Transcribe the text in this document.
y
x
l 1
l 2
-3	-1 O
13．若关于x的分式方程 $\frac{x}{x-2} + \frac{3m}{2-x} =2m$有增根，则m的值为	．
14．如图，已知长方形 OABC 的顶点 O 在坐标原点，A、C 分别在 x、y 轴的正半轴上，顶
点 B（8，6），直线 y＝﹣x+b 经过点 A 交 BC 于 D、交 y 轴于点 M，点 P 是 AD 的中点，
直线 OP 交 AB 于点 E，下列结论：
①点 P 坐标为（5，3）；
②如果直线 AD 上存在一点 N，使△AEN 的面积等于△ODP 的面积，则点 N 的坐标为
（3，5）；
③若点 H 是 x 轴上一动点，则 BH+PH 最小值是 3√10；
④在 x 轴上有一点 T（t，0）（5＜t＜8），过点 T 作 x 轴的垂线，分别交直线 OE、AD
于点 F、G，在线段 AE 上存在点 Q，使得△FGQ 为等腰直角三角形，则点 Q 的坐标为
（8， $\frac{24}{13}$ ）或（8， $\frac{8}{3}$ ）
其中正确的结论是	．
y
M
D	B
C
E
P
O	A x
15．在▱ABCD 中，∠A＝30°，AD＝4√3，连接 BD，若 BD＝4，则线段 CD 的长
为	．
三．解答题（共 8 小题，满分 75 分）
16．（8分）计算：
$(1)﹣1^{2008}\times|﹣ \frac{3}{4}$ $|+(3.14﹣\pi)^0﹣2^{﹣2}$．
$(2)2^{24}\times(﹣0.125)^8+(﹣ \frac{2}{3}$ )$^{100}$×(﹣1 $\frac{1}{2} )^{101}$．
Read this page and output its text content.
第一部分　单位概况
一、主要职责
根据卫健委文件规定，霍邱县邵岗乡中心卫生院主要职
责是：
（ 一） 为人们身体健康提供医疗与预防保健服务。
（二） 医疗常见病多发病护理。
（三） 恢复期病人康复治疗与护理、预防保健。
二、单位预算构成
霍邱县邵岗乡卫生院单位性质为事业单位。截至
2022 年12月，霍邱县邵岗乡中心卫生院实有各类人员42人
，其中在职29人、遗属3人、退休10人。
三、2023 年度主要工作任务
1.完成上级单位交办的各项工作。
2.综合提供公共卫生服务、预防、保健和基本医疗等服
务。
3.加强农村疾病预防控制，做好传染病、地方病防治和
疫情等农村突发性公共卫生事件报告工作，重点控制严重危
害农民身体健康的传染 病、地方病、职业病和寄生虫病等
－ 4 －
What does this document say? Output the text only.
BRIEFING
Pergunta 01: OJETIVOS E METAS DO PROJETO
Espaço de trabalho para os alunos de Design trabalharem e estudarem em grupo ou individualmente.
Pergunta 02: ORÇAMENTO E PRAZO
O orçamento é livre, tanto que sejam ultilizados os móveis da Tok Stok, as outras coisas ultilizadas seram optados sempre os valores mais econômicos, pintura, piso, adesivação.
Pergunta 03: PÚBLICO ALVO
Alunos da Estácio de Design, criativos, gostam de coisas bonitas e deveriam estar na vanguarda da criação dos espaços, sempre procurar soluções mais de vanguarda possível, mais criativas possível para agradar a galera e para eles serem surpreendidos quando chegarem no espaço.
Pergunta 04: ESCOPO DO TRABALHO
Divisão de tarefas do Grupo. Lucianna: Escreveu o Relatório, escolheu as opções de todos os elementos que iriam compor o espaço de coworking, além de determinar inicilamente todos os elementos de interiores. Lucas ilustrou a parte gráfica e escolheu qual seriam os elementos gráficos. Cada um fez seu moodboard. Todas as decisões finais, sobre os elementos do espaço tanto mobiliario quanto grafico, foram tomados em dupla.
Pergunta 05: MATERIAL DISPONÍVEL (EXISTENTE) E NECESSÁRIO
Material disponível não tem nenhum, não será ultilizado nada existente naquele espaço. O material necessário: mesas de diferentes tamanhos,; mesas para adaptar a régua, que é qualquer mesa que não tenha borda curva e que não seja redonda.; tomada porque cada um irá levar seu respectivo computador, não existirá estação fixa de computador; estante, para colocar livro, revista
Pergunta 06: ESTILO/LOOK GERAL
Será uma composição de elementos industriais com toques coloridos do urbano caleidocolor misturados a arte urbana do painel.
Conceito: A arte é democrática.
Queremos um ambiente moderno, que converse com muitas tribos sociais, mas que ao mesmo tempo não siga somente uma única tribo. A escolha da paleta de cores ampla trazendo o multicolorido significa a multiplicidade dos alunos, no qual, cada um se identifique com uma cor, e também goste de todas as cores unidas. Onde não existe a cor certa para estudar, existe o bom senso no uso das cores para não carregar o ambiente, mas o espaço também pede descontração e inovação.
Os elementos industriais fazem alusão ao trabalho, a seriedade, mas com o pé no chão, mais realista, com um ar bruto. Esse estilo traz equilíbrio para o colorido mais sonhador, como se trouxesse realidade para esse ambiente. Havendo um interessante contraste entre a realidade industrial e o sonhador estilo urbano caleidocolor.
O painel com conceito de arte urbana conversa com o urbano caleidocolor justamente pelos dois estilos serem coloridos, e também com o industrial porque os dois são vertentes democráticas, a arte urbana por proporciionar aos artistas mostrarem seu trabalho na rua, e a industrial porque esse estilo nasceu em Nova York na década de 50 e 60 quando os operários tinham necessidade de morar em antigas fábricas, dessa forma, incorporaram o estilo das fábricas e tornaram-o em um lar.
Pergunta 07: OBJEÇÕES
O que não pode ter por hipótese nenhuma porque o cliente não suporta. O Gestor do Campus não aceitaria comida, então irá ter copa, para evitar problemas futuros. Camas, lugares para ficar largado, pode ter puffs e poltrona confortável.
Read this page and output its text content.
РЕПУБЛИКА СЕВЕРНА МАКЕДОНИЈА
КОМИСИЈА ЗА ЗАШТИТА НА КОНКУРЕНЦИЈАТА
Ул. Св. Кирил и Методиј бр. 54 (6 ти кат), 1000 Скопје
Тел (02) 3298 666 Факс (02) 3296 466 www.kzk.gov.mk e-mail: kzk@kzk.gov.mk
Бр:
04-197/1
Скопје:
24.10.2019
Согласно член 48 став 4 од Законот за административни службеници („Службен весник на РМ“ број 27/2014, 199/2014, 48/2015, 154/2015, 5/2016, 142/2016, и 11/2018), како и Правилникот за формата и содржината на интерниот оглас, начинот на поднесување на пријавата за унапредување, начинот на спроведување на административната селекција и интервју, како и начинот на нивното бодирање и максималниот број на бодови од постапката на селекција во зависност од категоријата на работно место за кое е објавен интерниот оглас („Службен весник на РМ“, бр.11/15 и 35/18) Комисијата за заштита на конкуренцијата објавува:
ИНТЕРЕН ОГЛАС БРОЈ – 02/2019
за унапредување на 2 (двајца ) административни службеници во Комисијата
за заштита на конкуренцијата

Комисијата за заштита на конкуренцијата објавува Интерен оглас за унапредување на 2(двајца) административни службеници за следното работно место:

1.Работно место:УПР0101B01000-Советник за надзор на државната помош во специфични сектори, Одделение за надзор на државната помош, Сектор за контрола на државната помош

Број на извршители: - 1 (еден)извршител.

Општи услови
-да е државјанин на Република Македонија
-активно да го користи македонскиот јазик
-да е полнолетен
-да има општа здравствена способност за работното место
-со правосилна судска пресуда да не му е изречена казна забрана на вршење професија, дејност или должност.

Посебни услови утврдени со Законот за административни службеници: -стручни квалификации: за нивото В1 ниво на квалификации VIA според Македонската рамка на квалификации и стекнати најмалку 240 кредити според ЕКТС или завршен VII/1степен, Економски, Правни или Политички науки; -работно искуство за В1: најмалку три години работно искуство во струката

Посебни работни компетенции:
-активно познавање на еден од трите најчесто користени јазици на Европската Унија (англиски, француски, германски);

### Objective:
Of the lines in the material, how many hold the word "Скопје"? Reply with the number only.

### Solution:
2